--- Start ---
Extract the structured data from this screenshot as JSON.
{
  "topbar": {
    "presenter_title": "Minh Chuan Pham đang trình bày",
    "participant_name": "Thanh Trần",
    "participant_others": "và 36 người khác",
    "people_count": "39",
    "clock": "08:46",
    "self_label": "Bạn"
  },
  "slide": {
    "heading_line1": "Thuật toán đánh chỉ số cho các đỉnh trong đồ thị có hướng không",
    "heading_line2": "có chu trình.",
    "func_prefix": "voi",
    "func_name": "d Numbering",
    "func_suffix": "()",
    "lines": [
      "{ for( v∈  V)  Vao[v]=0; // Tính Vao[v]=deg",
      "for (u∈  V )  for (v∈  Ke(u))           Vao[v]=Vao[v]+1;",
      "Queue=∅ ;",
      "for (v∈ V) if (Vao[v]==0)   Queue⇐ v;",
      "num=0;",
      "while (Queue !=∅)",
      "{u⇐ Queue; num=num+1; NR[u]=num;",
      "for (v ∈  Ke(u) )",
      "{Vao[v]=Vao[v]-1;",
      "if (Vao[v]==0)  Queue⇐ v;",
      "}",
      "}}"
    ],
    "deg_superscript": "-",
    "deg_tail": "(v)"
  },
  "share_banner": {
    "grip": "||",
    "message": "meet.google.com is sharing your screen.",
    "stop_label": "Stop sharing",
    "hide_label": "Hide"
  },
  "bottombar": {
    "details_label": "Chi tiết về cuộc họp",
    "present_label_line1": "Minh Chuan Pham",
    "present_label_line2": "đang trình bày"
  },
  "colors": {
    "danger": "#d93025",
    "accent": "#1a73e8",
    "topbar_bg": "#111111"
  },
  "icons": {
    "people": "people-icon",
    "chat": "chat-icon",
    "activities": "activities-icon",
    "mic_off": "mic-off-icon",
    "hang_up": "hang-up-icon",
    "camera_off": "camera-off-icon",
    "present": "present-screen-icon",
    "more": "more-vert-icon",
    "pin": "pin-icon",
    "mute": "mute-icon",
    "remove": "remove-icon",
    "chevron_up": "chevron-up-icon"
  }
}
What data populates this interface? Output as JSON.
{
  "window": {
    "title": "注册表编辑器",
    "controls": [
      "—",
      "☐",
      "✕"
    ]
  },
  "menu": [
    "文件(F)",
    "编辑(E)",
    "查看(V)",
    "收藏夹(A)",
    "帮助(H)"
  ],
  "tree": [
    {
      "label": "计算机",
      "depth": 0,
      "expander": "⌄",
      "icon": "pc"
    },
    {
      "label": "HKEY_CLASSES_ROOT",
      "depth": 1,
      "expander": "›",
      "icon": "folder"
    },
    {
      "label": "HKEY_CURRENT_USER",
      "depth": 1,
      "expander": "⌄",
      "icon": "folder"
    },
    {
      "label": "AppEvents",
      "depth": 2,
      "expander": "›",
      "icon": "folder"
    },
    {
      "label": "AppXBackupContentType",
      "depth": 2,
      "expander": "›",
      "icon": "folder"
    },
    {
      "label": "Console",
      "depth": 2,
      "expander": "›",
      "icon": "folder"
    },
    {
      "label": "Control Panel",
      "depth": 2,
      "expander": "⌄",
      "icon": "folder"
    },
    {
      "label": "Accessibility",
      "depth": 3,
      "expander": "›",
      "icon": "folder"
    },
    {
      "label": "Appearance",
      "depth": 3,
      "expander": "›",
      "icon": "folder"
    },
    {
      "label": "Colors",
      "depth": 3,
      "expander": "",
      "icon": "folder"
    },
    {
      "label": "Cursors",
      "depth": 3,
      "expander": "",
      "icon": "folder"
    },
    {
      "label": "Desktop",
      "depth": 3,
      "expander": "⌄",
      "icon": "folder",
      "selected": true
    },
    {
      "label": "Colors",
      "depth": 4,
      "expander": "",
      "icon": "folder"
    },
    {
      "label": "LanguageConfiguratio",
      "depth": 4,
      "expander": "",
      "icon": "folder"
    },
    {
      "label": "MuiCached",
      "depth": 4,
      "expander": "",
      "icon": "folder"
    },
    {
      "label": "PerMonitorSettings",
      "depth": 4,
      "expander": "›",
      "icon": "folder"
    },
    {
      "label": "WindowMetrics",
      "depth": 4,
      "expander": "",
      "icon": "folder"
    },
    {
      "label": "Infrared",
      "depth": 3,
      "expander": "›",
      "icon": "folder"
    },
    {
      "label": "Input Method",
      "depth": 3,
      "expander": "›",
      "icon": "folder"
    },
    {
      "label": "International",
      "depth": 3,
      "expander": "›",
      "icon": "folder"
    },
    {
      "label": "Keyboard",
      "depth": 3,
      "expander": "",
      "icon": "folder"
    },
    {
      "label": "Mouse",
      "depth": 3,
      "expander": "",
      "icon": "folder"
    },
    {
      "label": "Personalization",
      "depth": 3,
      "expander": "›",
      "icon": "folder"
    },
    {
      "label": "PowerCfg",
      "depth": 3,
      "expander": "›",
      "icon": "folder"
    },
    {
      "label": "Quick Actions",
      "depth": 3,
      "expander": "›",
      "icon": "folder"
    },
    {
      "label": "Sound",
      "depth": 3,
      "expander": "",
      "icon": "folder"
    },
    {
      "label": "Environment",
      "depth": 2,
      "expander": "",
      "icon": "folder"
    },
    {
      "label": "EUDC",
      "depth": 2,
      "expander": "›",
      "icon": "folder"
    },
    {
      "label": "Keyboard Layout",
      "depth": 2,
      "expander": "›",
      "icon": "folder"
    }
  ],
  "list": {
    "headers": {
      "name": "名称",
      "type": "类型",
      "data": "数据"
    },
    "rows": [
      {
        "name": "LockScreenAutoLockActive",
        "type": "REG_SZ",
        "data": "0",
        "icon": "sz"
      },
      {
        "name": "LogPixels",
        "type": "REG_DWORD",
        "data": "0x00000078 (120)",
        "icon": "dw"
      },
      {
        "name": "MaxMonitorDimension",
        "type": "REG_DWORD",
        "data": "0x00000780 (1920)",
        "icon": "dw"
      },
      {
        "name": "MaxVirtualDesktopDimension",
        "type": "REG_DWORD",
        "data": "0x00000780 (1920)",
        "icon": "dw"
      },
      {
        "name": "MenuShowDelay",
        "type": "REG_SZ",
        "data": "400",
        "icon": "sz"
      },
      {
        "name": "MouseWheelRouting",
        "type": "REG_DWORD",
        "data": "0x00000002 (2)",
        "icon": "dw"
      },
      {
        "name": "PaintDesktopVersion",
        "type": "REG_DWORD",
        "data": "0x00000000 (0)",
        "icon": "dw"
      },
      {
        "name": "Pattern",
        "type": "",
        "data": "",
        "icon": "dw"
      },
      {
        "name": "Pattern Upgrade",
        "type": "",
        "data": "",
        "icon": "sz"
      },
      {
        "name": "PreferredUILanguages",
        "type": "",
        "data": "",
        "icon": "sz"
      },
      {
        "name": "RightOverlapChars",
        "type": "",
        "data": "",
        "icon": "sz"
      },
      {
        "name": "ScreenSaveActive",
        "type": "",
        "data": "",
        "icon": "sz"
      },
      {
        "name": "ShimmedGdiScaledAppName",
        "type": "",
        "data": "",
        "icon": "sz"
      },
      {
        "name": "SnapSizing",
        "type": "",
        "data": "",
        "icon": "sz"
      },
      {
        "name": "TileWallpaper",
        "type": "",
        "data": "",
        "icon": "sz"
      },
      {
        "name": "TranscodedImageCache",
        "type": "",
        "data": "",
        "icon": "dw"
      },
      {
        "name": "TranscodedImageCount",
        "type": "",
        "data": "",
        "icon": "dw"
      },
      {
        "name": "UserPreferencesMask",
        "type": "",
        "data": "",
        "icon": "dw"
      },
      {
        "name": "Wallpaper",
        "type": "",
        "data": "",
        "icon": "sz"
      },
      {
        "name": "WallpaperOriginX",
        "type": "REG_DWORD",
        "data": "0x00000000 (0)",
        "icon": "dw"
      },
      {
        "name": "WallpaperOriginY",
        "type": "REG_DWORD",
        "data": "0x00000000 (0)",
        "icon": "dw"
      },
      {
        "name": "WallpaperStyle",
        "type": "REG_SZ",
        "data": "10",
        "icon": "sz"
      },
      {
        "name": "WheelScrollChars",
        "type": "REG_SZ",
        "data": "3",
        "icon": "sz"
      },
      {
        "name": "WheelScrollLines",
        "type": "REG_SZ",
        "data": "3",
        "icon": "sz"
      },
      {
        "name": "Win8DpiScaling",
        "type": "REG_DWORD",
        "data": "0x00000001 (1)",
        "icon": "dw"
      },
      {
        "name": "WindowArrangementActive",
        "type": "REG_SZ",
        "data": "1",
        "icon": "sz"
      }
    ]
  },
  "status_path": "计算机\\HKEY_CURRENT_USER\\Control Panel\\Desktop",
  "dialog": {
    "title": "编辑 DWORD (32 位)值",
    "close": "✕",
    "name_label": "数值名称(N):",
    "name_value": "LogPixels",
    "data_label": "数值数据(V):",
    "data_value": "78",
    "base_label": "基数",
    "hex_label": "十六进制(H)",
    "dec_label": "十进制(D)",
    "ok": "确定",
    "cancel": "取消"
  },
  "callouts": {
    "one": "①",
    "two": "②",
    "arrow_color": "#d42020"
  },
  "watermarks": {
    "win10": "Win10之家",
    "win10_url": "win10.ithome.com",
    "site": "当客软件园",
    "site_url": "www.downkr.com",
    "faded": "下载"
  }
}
--- End ---
- Problem -
All lines of the data above that include the word "Queue" must be shown.

- Response to the task -
      "Queue=∅ ;",
      "for (v∈ V) if (Vao[v]==0)   Queue⇐ v;",
      "while (Queue !=∅)",
      "{u⇐ Queue; num=num+1; NR[u]=num;",
      "if (Vao[v]==0)  Queue⇐ v;",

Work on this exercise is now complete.